··· DATA SUPPLIED ···
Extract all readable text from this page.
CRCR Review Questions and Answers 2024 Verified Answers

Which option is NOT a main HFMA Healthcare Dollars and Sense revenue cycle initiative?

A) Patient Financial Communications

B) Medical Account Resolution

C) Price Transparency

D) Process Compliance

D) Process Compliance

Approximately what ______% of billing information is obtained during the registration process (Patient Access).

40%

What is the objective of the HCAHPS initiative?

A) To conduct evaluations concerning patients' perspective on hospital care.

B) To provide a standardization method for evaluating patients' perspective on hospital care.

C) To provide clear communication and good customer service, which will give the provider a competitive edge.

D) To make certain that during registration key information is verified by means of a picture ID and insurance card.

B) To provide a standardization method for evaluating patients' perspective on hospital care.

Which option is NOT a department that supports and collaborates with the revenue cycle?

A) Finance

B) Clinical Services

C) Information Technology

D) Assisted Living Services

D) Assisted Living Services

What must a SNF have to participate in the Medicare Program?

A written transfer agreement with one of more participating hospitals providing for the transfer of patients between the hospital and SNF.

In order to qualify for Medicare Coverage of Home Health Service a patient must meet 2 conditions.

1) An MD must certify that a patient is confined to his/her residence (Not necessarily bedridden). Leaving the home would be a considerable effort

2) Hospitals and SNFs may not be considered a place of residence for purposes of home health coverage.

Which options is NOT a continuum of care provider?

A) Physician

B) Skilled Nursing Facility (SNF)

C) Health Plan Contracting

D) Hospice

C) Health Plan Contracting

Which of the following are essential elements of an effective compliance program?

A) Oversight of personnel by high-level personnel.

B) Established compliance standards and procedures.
···
Return the number of lines in the data above that include the word "must", and nothing else.

• ANSWER TO THE PROBLEM
3